*Exercise objective*: From the listing below, select every line where the word "评价要点" appears.

Collection entries
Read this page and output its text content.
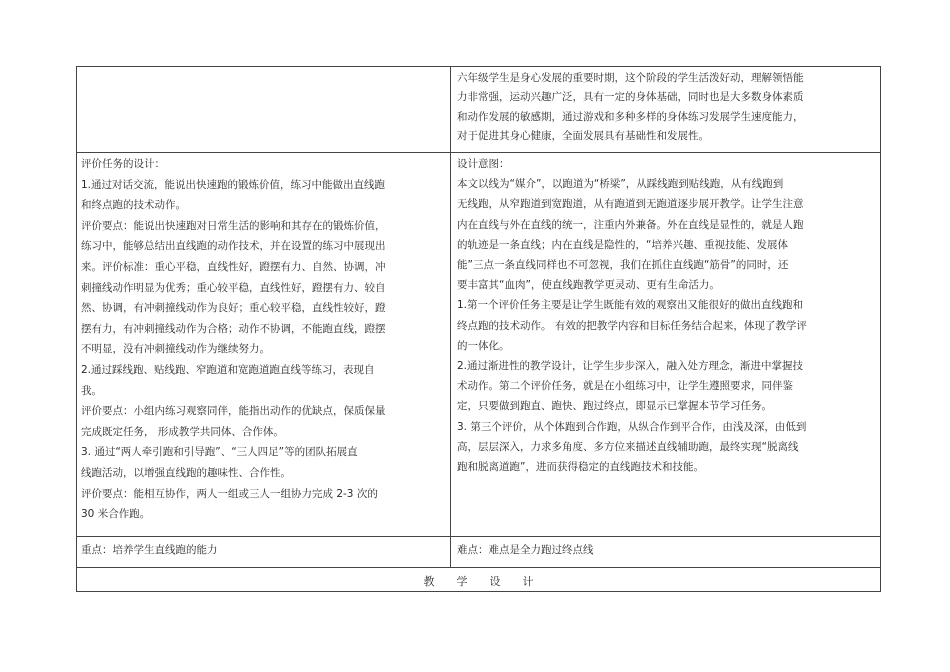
六年级学生是身心发展的重要时期，这个阶段的学生活泼好动，理解领悟能

力非常强，运动兴趣广泛，具有一定的身体基础，同时也是大多数身体素质

和动作发展的敏感期，通过游戏和多种多样的身体练习发展学生速度能力，

对于促进其身心健康，全面发展具有基础性和发展性。

评价任务的设计：

1.通过对话交流，能说出快速跑的锻炼价值，练习中能做出直线跑

和终点跑的技术动作。

评价要点：能说出快速跑对日常生活的影响和其存在的锻炼价值，

练习中，能够总结出直线跑的动作技术，并在设置的练习中展现出

来。评价标准：重心平稳，直线性好，蹬摆有力、自然、协调，冲

刺撞线动作明显为优秀；重心较平稳，直线性好，蹬摆有力、较自

然、协调，有冲刺撞线动作为良好；重心较平稳，直线性较好，蹬

摆有力，有冲刺撞线动作为合格；动作不协调，不能跑直线，蹬摆

不明显，没有冲刺撞线动作为继续努力。

2.通过踩线跑、贴线跑、窄跑道和宽跑道跑直线等练习，表现自

我。

评价要点：小组内练习观察同伴，能指出动作的优缺点，保质保量

完成既定任务， 形成教学共同体、合作体。

3. 通过“两人牵引跑和引导跑”、“三人四足”等的团队拓展直

线跑活动，以增强直线跑的趣味性、合作性。

评价要点：能相互协作，两人一组或三人一组协力完成 2-3 次的

30 米合作跑。

设计意图：

本文以线为“媒介”，以跑道为“桥梁”，从踩线跑到贴线跑，从有线跑到

无线跑，从窄跑道到宽跑道，从有跑道到无跑道逐步展开教学。让学生注意

内在直线与外在直线的统一，注重内外兼备。外在直线是显性的，就是人跑

的轨迹是一条直线；内在直线是隐性的，“培养兴趣、重视技能、发展体

能”三点一条直线同样也不可忽视，我们在抓住直线跑“筋骨”的同时，还

要丰富其“血肉”，使直线跑教学更灵动、更有生命活力。

1.第一个评价任务主要是让学生既能有效的观察出又能很好的做出直线跑和

终点跑的技术动作。 有效的把教学内容和目标任务结合起来，体现了教学评

的一体化。

2.通过渐进性的教学设计，让学生步步深入，融入处方理念，渐进中掌握技

术动作。第二个评价任务，就是在小组练习中，让学生遵照要求，同伴鉴

定，只要做到跑直、跑快、跑过终点，即显示已掌握本节学习任务。

3. 第三个评价，从个体跑到合作跑，从纵合作到平合作，由浅及深，由低到

高，层层深入，力求多角度、多方位来描述直线辅助跑，最终实现“脱离线

跑和脱离道跑”，进而获得稳定的直线跑技术和技能。

重点：培养学生直线跑的能力	难点：难点是全力跑过终点线

教学设计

*Response*:
评价要点：能说出快速跑对日常生活的影响和其存在的锻炼价值，
评价要点：小组内练习观察同伴，能指出动作的优缺点，保质保量
评价要点：能相互协作，两人一组或三人一组协力完成 2-3 次的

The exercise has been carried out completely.